### Written task
Reproduce every row from the one containing "change-username-button[interactable]: Change Username" down to the one containing "mypal-taskbar-icon bbox=[191, 746, 207, 762]", replacing "interactable" with "clickable" and leaving all else unchanged.

[Saved data entries]
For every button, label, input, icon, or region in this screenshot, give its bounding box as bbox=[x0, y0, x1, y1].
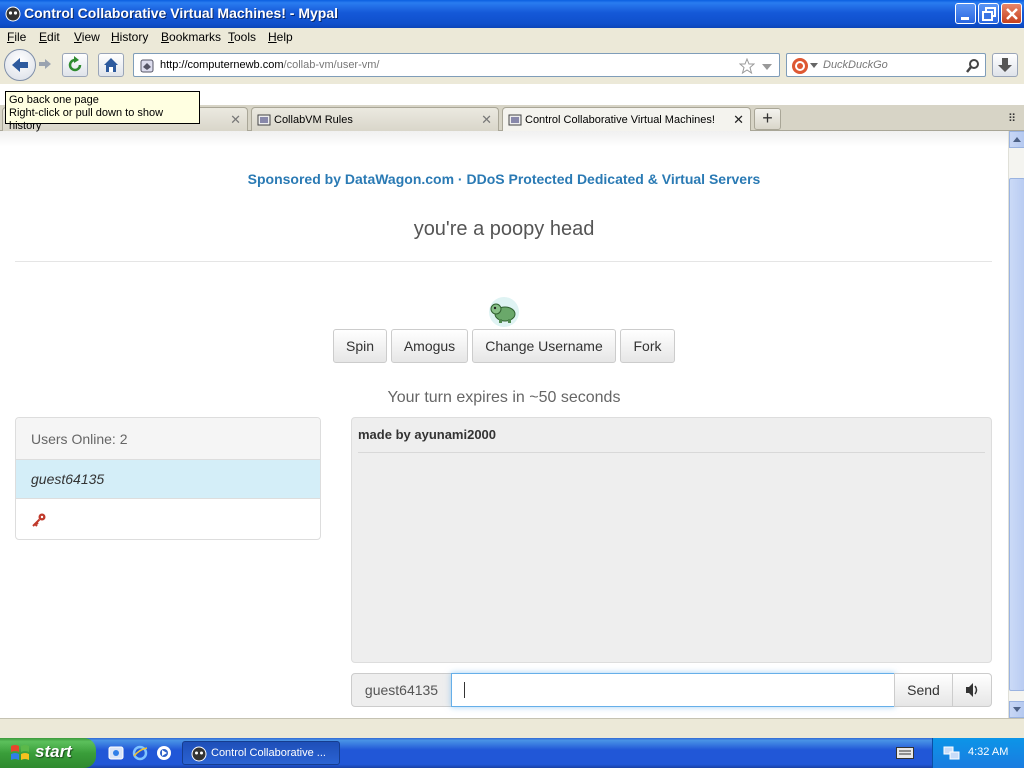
change-username-button[interactable]: Change Username bbox=[472, 329, 616, 363]
plus-icon: + bbox=[762, 108, 773, 128]
tab-3-close-icon[interactable]: ✕ bbox=[733, 112, 744, 128]
start-button[interactable]: start bbox=[0, 738, 96, 768]
minimize-icon bbox=[961, 17, 969, 20]
windows-taskbar: start Control Collaborative ... 4:32 AM bbox=[0, 738, 1024, 768]
chat-input[interactable] bbox=[451, 673, 895, 707]
network-icon[interactable] bbox=[943, 745, 961, 761]
quicklaunch-explorer-icon[interactable] bbox=[108, 745, 124, 761]
mypal-taskbar-icon bbox=[191, 746, 207, 762]
scrollbar-thumb[interactable] bbox=[1009, 178, 1024, 691]
navigation-toolbar: http://computernewb.com/collab-vm/user-v… bbox=[0, 46, 1024, 84]
menu-tools[interactable]: Tools bbox=[228, 30, 256, 44]
menu-bar: File Edit View History Bookmarks Tools H… bbox=[0, 28, 1024, 46]
window-titlebar[interactable]: Control Collaborative Virtual Machines! … bbox=[0, 0, 1024, 28]
chat-panel: made by ayunami2000 bbox=[351, 417, 992, 663]
menu-edit[interactable]: Edit bbox=[39, 30, 60, 44]
tab-control-collabvm-label: Control Collaborative Virtual Machines! bbox=[525, 114, 715, 126]
restore-icon bbox=[982, 7, 996, 21]
scroll-up-icon bbox=[1013, 137, 1021, 142]
reload-icon bbox=[68, 56, 82, 72]
users-online-panel: Users Online: 2 guest64135 bbox=[15, 417, 321, 540]
url-dropdown-icon[interactable] bbox=[761, 62, 773, 72]
scroll-down-icon bbox=[1013, 707, 1021, 712]
collabvm-favicon bbox=[257, 114, 271, 126]
scroll-up-button[interactable] bbox=[1009, 131, 1024, 148]
viewport-top-shadow bbox=[0, 131, 1008, 147]
start-label: start bbox=[35, 742, 72, 761]
new-tab-button[interactable]: + bbox=[754, 108, 781, 130]
close-icon bbox=[1006, 8, 1018, 20]
list-all-tabs-icon[interactable]: ⠿ bbox=[1008, 112, 1016, 125]
url-path: /collab-vm/user-vm/ bbox=[283, 59, 380, 71]
sponsor-link[interactable]: Sponsored by DataWagon.com · DDoS Protec… bbox=[0, 171, 1008, 187]
scroll-down-button[interactable] bbox=[1009, 701, 1024, 718]
key-icon[interactable] bbox=[31, 512, 47, 528]
site-identity-icon bbox=[140, 59, 154, 73]
back-button[interactable] bbox=[4, 49, 36, 81]
menu-history[interactable]: History bbox=[111, 30, 148, 44]
url-text: http://computernewb.com/collab-vm/user-v… bbox=[160, 59, 379, 71]
quicklaunch-media-icon[interactable] bbox=[156, 745, 172, 761]
system-tray: 4:32 AM bbox=[932, 738, 1024, 768]
keyboard-icon[interactable] bbox=[896, 747, 914, 759]
minimize-button[interactable] bbox=[955, 3, 976, 24]
back-arrow-icon bbox=[12, 58, 28, 72]
turtle-mascot-icon bbox=[489, 297, 519, 327]
tab-control-collabvm[interactable]: Control Collaborative Virtual Machines! … bbox=[502, 107, 751, 132]
tab-2-close-icon[interactable]: ✕ bbox=[481, 112, 492, 128]
text-caret bbox=[464, 682, 465, 698]
download-arrow-icon bbox=[998, 58, 1012, 72]
menu-help[interactable]: Help bbox=[268, 30, 293, 44]
message-of-the-day: you're a poopy head bbox=[413, 218, 595, 240]
volume-icon bbox=[966, 683, 978, 697]
duckduckgo-icon[interactable] bbox=[791, 57, 809, 75]
taskbar-item-mypal[interactable]: Control Collaborative ... bbox=[182, 741, 340, 765]
bookmark-star-icon[interactable] bbox=[739, 58, 755, 74]
menu-bookmarks[interactable]: Bookmarks bbox=[161, 30, 221, 44]
search-bar[interactable]: DuckDuckGo bbox=[786, 53, 986, 77]
divider bbox=[15, 261, 992, 262]
forward-arrow-icon[interactable] bbox=[37, 56, 53, 72]
fork-button[interactable]: Fork bbox=[620, 329, 675, 363]
status-bar bbox=[0, 718, 1024, 738]
tooltip-line-1: Go back one page bbox=[9, 94, 99, 106]
home-button[interactable] bbox=[98, 53, 124, 77]
windows-logo-icon bbox=[11, 745, 29, 760]
send-button[interactable]: Send bbox=[894, 673, 953, 707]
amogus-button[interactable]: Amogus bbox=[391, 329, 468, 363]
chat-message: made by ayunami2000 bbox=[358, 427, 497, 442]
chat-message-divider bbox=[358, 452, 985, 453]
volume-button[interactable] bbox=[952, 673, 992, 707]
menu-view[interactable]: View bbox=[74, 30, 100, 44]
users-online-header: Users Online: 2 bbox=[16, 418, 320, 460]
menu-file[interactable]: File bbox=[7, 30, 26, 44]
chat-username-label: guest64135 bbox=[351, 673, 452, 707]
maximize-button[interactable] bbox=[978, 3, 999, 24]
user-list-item[interactable]: guest64135 bbox=[16, 460, 320, 499]
mypal-app-icon bbox=[5, 6, 21, 22]
spin-button[interactable]: Spin bbox=[333, 329, 387, 363]
tab-1-close-icon[interactable]: ✕ bbox=[230, 112, 241, 128]
url-host: http://computernewb.com bbox=[160, 59, 284, 71]
search-placeholder: DuckDuckGo bbox=[823, 59, 888, 71]
home-icon bbox=[104, 58, 118, 72]
search-engine-dropdown-icon[interactable] bbox=[810, 63, 818, 69]
tab-collabvm-rules[interactable]: CollabVM Rules ✕ bbox=[251, 107, 499, 131]
tooltip-line-2: Right-click or pull down to show history bbox=[9, 107, 164, 132]
window-title: Control Collaborative Virtual Machines! … bbox=[24, 5, 339, 21]
downloads-button[interactable] bbox=[992, 53, 1018, 77]
close-window-button[interactable] bbox=[1001, 3, 1022, 24]
page-viewport: Sponsored by DataWagon.com · DDoS Protec… bbox=[0, 131, 1008, 718]
taskbar-item-label: Control Collaborative ... bbox=[211, 747, 326, 759]
reload-button[interactable] bbox=[62, 53, 88, 77]
collabvm-favicon bbox=[508, 114, 522, 126]
address-bar[interactable]: http://computernewb.com/collab-vm/user-v… bbox=[133, 53, 780, 77]
quicklaunch-ie-icon[interactable] bbox=[132, 745, 148, 761]
back-button-tooltip: Go back one page Right-click or pull dow… bbox=[5, 91, 200, 132]
turn-status: Your turn expires in ~50 seconds bbox=[387, 389, 621, 406]
tab-collabvm-rules-label: CollabVM Rules bbox=[274, 114, 353, 126]
vertical-scrollbar[interactable] bbox=[1008, 131, 1024, 718]
search-icon[interactable] bbox=[965, 58, 981, 74]
taskbar-clock[interactable]: 4:32 AM bbox=[968, 746, 1008, 758]
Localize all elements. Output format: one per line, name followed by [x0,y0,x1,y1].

### Solution for this task
change-username-button[clickable]: Change Username bbox=[472, 329, 616, 363]
plus-icon: + bbox=[762, 108, 773, 128]
tab-3-close-icon[clickable]: ✕ bbox=[733, 112, 744, 128]
start-button[clickable]: start bbox=[0, 738, 96, 768]
minimize-icon bbox=[961, 17, 969, 20]
windows-taskbar: start Control Collaborative ... 4:32 AM bbox=[0, 738, 1024, 768]
chat-input[clickable] bbox=[451, 673, 895, 707]
network-icon[clickable] bbox=[943, 745, 961, 761]
quicklaunch-explorer-icon[clickable] bbox=[108, 745, 124, 761]
mypal-taskbar-icon bbox=[191, 746, 207, 762]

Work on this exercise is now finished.